═════ Data supplied
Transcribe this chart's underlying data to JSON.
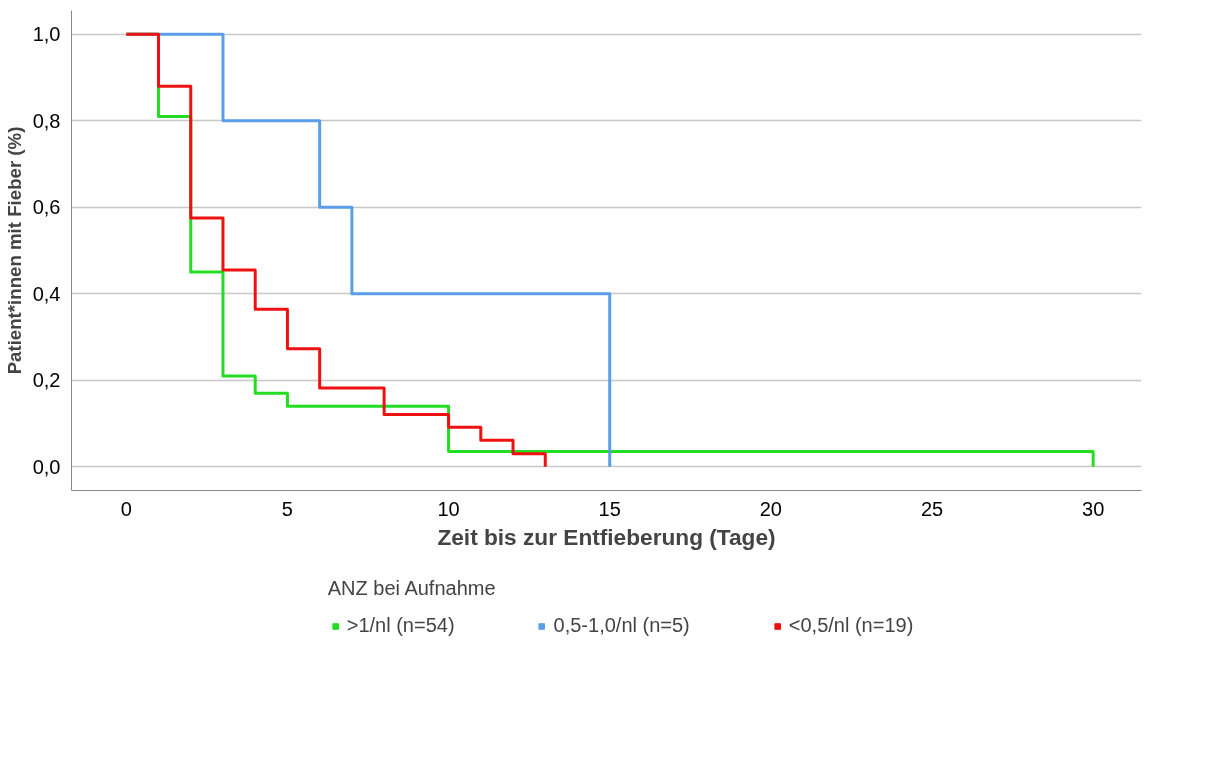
{
  "chart_data": {
    "type": "step",
    "xlabel": "Zeit bis zur Entfieberung (Tage)",
    "ylabel": "Patient*innen mit Fieber (%)",
    "legend_title": "ANZ bei Aufnahme",
    "legend": "bottom",
    "grid": "y",
    "xlim": [
      -1.7,
      31.5
    ],
    "xticks": [
      0,
      5,
      10,
      15,
      20,
      25,
      30
    ],
    "ylim": [
      -0.055,
      1.055
    ],
    "yticks": [
      {
        "value": 0,
        "label": "0,0"
      },
      {
        "value": 0.2,
        "label": "0,2"
      },
      {
        "value": 0.4,
        "label": "0,4"
      },
      {
        "value": 0.6,
        "label": "0,6"
      },
      {
        "value": 0.8,
        "label": "0,8"
      },
      {
        "value": 1,
        "label": "1,0"
      }
    ],
    "series": [
      {
        "name": ">1/nl (n=54)",
        "color": "#22dd22",
        "x": [
          0,
          1,
          2,
          3,
          4,
          5,
          10,
          30
        ],
        "values": [
          1,
          0.81,
          0.45,
          0.21,
          0.17,
          0.14,
          0.035,
          0
        ]
      },
      {
        "name": "0,5-1,0/nl (n=5)",
        "color": "#5b9ee8",
        "x": [
          0,
          3,
          6,
          7,
          15
        ],
        "values": [
          1,
          0.8,
          0.6,
          0.4,
          0
        ]
      },
      {
        "name": "<0,5/nl (n=19)",
        "color": "#ee1111",
        "x": [
          0,
          1,
          2,
          3,
          4,
          5,
          6,
          8,
          10,
          11,
          12,
          13
        ],
        "values": [
          1,
          0.88,
          0.575,
          0.455,
          0.364,
          0.273,
          0.182,
          0.121,
          0.091,
          0.061,
          0.03,
          0
        ]
      }
    ]
  }
}
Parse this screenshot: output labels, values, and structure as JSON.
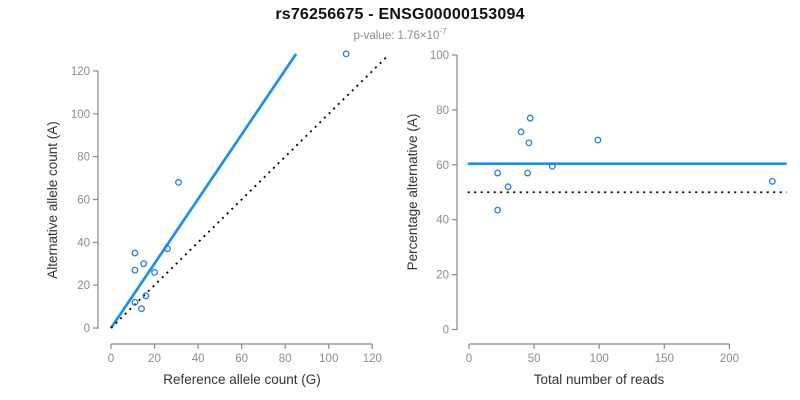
{
  "header": {
    "title": "rs76256675 - ENSG00000153094",
    "subtitle": {
      "label": "p-value: ",
      "base": "1.76×10",
      "exponent": "-7"
    }
  },
  "colors": {
    "accent_blue": "#1E8FF2",
    "point_blue": "#2B7FD4",
    "identity_black": "#000000",
    "axis_gray": "#888888",
    "tick_label_gray": "#8C8C8C",
    "axis_title_dark": "#333333",
    "subtitle_gray": "#8C8C8C",
    "background": "#FFFFFF"
  },
  "chart_data": [
    {
      "id": "allele-count-scatter",
      "type": "scatter",
      "xlabel": "Reference allele count (G)",
      "ylabel": "Alternative allele count (A)",
      "x_ticks": [
        0,
        20,
        40,
        60,
        80,
        100,
        120
      ],
      "y_ticks": [
        0,
        20,
        40,
        60,
        80,
        100,
        120
      ],
      "xlim": [
        0,
        124
      ],
      "ylim": [
        0,
        130
      ],
      "grid": false,
      "points": [
        [
          11,
          35
        ],
        [
          11,
          27
        ],
        [
          15,
          30
        ],
        [
          20,
          26
        ],
        [
          26,
          37
        ],
        [
          16,
          15
        ],
        [
          11,
          12
        ],
        [
          14,
          9
        ],
        [
          31,
          68
        ],
        [
          108,
          128
        ]
      ],
      "lines": [
        {
          "name": "fitted-ratio-line",
          "style": "solid",
          "color_key": "accent_blue",
          "from": [
            0,
            0
          ],
          "to": [
            85,
            128
          ]
        },
        {
          "name": "identity-line",
          "style": "dotted",
          "color_key": "identity_black",
          "from": [
            0,
            0
          ],
          "to": [
            127,
            127
          ]
        }
      ]
    },
    {
      "id": "percentage-vs-reads-scatter",
      "type": "scatter",
      "xlabel": "Total number of reads",
      "ylabel": "Percentage alternative (A)",
      "x_ticks": [
        0,
        50,
        100,
        150,
        200
      ],
      "y_ticks": [
        0,
        20,
        40,
        60,
        80,
        100
      ],
      "xlim": [
        0,
        244
      ],
      "ylim": [
        0,
        100
      ],
      "grid": false,
      "points": [
        [
          47,
          77
        ],
        [
          40,
          72
        ],
        [
          46,
          68
        ],
        [
          45,
          57
        ],
        [
          64,
          59.5
        ],
        [
          30,
          52
        ],
        [
          22,
          57
        ],
        [
          22,
          43.5
        ],
        [
          99,
          69
        ],
        [
          233,
          54
        ]
      ],
      "lines": [
        {
          "name": "fitted-percentage-line",
          "style": "solid",
          "color_key": "accent_blue",
          "from": [
            -1,
            60.4
          ],
          "to": [
            244,
            60.4
          ]
        },
        {
          "name": "null-percentage-line",
          "style": "dotted",
          "color_key": "identity_black",
          "from": [
            -1,
            50
          ],
          "to": [
            244,
            50
          ]
        }
      ]
    }
  ]
}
══════════
### Task goal
Reproduce the entries exactly. Do not carry over any picture.

### Result
Transcribe this chart's underlying data to JSON.
{
  "chart_data": {
    "type": "step",
    "xlabel": "Zeit bis zur Entfieberung (Tage)",
    "ylabel": "Patient*innen mit Fieber (%)",
    "legend_title": "ANZ bei Aufnahme",
    "legend": "bottom",
    "grid": "y",
    "xlim": [
      -1.7,
      31.5
    ],
    "xticks": [
      0,
      5,
      10,
      15,
      20,
      25,
      30
    ],
    "ylim": [
      -0.055,
      1.055
    ],
    "yticks": [
      {
        "value": 0,
        "label": "0,0"
      },
      {
        "value": 0.2,
        "label": "0,2"
      },
      {
        "value": 0.4,
        "label": "0,4"
      },
      {
        "value": 0.6,
        "label": "0,6"
      },
      {
        "value": 0.8,
        "label": "0,8"
      },
      {
        "value": 1,
        "label": "1,0"
      }
    ],
    "series": [
      {
        "name": ">1/nl (n=54)",
        "color": "#22dd22",
        "x": [
          0,
          1,
          2,
          3,
          4,
          5,
          10,
          30
        ],
        "values": [
          1,
          0.81,
          0.45,
          0.21,
          0.17,
          0.14,
          0.035,
          0
        ]
      },
      {
        "name": "0,5-1,0/nl (n=5)",
        "color": "#5b9ee8",
        "x": [
          0,
          3,
          6,
          7,
          15
        ],
        "values": [
          1,
          0.8,
          0.6,
          0.4,
          0
        ]
      },
      {
        "name": "<0,5/nl (n=19)",
        "color": "#ee1111",
        "x": [
          0,
          1,
          2,
          3,
          4,
          5,
          6,
          8,
          10,
          11,
          12,
          13
        ],
        "values": [
          1,
          0.88,
          0.575,
          0.455,
          0.364,
          0.273,
          0.182,
          0.121,
          0.091,
          0.061,
          0.03,
          0
        ]
      }
    ]
  }
}
Parse this screenshot: output labels, values, and structure as JSON.
{
  "header": {
    "title": "rs76256675 - ENSG00000153094",
    "subtitle": {
      "label": "p-value: ",
      "base": "1.76×10",
      "exponent": "-7"
    }
  },
  "colors": {
    "accent_blue": "#1E8FF2",
    "point_blue": "#2B7FD4",
    "identity_black": "#000000",
    "axis_gray": "#888888",
    "tick_label_gray": "#8C8C8C",
    "axis_title_dark": "#333333",
    "subtitle_gray": "#8C8C8C",
    "background": "#FFFFFF"
  },
  "chart_data": [
    {
      "id": "allele-count-scatter",
      "type": "scatter",
      "xlabel": "Reference allele count (G)",
      "ylabel": "Alternative allele count (A)",
      "x_ticks": [
        0,
        20,
        40,
        60,
        80,
        100,
        120
      ],
      "y_ticks": [
        0,
        20,
        40,
        60,
        80,
        100,
        120
      ],
      "xlim": [
        0,
        124
      ],
      "ylim": [
        0,
        130
      ],
      "grid": false,
      "points": [
        [
          11,
          35
        ],
        [
          11,
          27
        ],
        [
          15,
          30
        ],
        [
          20,
          26
        ],
        [
          26,
          37
        ],
        [
          16,
          15
        ],
        [
          11,
          12
        ],
        [
          14,
          9
        ],
        [
          31,
          68
        ],
        [
          108,
          128
        ]
      ],
      "lines": [
        {
          "name": "fitted-ratio-line",
          "style": "solid",
          "color_key": "accent_blue",
          "from": [
            0,
            0
          ],
          "to": [
            85,
            128
          ]
        },
        {
          "name": "identity-line",
          "style": "dotted",
          "color_key": "identity_black",
          "from": [
            0,
            0
          ],
          "to": [
            127,
            127
          ]
        }
      ]
    },
    {
      "id": "percentage-vs-reads-scatter",
      "type": "scatter",
      "xlabel": "Total number of reads",
      "ylabel": "Percentage alternative (A)",
      "x_ticks": [
        0,
        50,
        100,
        150,
        200
      ],
      "y_ticks": [
        0,
        20,
        40,
        60,
        80,
        100
      ],
      "xlim": [
        0,
        244
      ],
      "ylim": [
        0,
        100
      ],
      "grid": false,
      "points": [
        [
          47,
          77
        ],
        [
          40,
          72
        ],
        [
          46,
          68
        ],
        [
          45,
          57
        ],
        [
          64,
          59.5
        ],
        [
          30,
          52
        ],
        [
          22,
          57
        ],
        [
          22,
          43.5
        ],
        [
          99,
          69
        ],
        [
          233,
          54
        ]
      ],
      "lines": [
        {
          "name": "fitted-percentage-line",
          "style": "solid",
          "color_key": "accent_blue",
          "from": [
            -1,
            60.4
          ],
          "to": [
            244,
            60.4
          ]
        },
        {
          "name": "null-percentage-line",
          "style": "dotted",
          "color_key": "identity_black",
          "from": [
            -1,
            50
          ],
          "to": [
            244,
            50
          ]
        }
      ]
    }
  ]
}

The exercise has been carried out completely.